Data entries
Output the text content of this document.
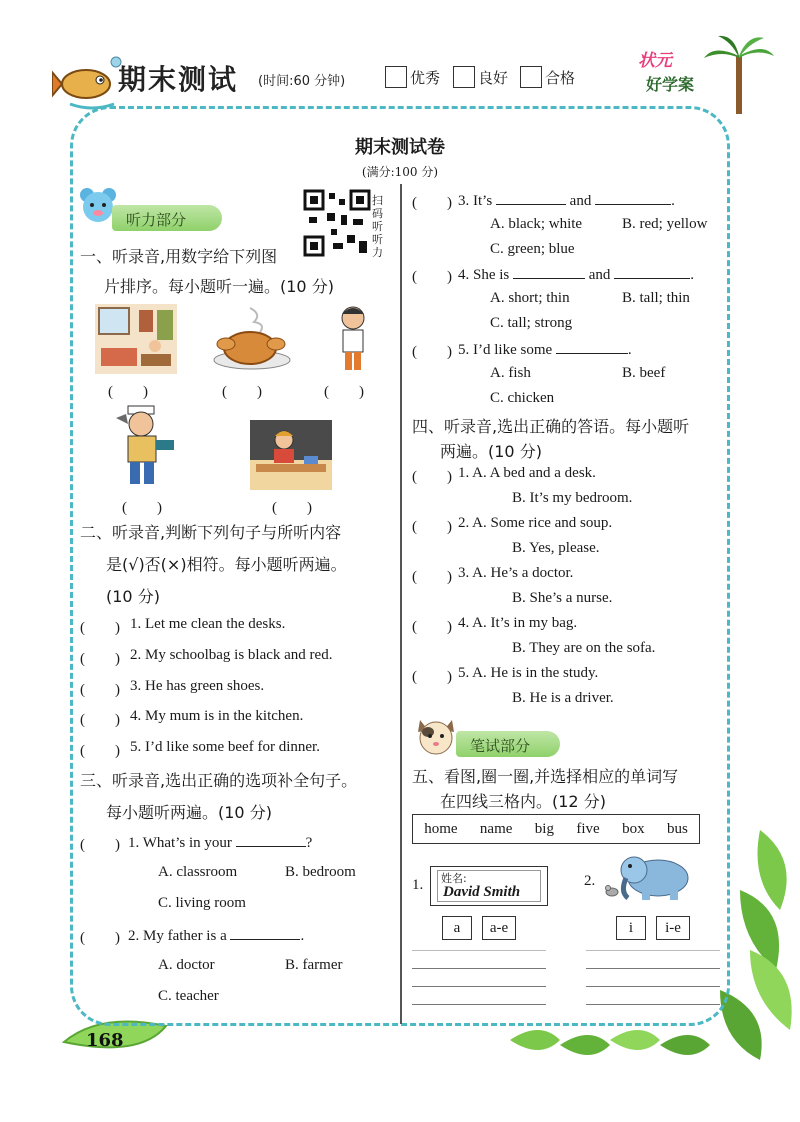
期末测试 (时间:60 分钟)	优秀	良好 合格
状元
好学案
期末测试卷
(满分:100 分)
听力部分
扫码听听力
一、听录音,用数字给下列图
片排序。每小题听一遍。(10 分)
(　　)	(　　)	(　　)
(　　)	(　　)
二、听录音,判断下列句子与所听内容
是(√)否(×)相符。每小题听两遍。
(10 分)
(　　) 1. Let me clean the desks.
(　　) 2. My schoolbag is black and red.
(　　) 3. He has green shoes.
(　　) 4. My mum is in the kitchen.
(　　) 5. I’d like some beef for dinner.
三、听录音,选出正确的选项补全句子。
每小题听两遍。(10 分)
(　　) 1. What’s in your	?
A. classroom	B. bedroom
C. living room
(　　) 2. My father is a	.
A. doctor	B. farmer
C. teacher
(　　) 3. It’s	and	.
A. black; white	B. red; yellow
C. green; blue
(　　) 4. She is	and	.
A. short; thin	B. tall; thin
C. tall; strong
(　　) 5. I’d like some	.
A. fish	B. beef
C. chicken
四、听录音,选出正确的答语。每小题听
两遍。(10 分)
(　　) 1. A. A bed and a desk.
B. It’s my bedroom.
(　　) 2. A. Some rice and soup.
B. Yes, please.
(　　) 3. A. He’s a doctor.
B. She’s a nurse.
(　　) 4. A. It’s in my bag.
B. They are on the sofa.
(　　) 5. A. He is in the study.
B. He is a driver.
笔试部分
五、看图,圈一圈,并选择相应的单词写
在四线三格内。(12 分)
home name big five box bus
1. 姓名:
David Smith
2.
a	a-e	i	i-e
168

- [THE REQUEST]:
Copy the data character for character, but drop all pictures from the copy.

- [EXERCISE RESPONSE]:
Output the text content of this document.
期末测试 (时间:60 分钟)	优秀	良好 合格
状元
好学案
期末测试卷
(满分:100 分)
听力部分
扫码听听力
一、听录音,用数字给下列图
片排序。每小题听一遍。(10 分)
(　　)	(　　)	(　　)
(　　)	(　　)
二、听录音,判断下列句子与所听内容
是(√)否(×)相符。每小题听两遍。
(10 分)
(　　) 1. Let me clean the desks.
(　　) 2. My schoolbag is black and red.
(　　) 3. He has green shoes.
(　　) 4. My mum is in the kitchen.
(　　) 5. I’d like some beef for dinner.
三、听录音,选出正确的选项补全句子。
每小题听两遍。(10 分)
(　　) 1. What’s in your	?
A. classroom	B. bedroom
C. living room
(　　) 2. My father is a	.
A. doctor	B. farmer
C. teacher
(　　) 3. It’s	and	.
A. black; white	B. red; yellow
C. green; blue
(　　) 4. She is	and	.
A. short; thin	B. tall; thin
C. tall; strong
(　　) 5. I’d like some	.
A. fish	B. beef
C. chicken
四、听录音,选出正确的答语。每小题听
两遍。(10 分)
(　　) 1. A. A bed and a desk.
B. It’s my bedroom.
(　　) 2. A. Some rice and soup.
B. Yes, please.
(　　) 3. A. He’s a doctor.
B. She’s a nurse.
(　　) 4. A. It’s in my bag.
B. They are on the sofa.
(　　) 5. A. He is in the study.
B. He is a driver.
笔试部分
五、看图,圈一圈,并选择相应的单词写
在四线三格内。(12 分)
home name big five box bus
1. 姓名:
David Smith
2.
a	a-e	i	i-e
168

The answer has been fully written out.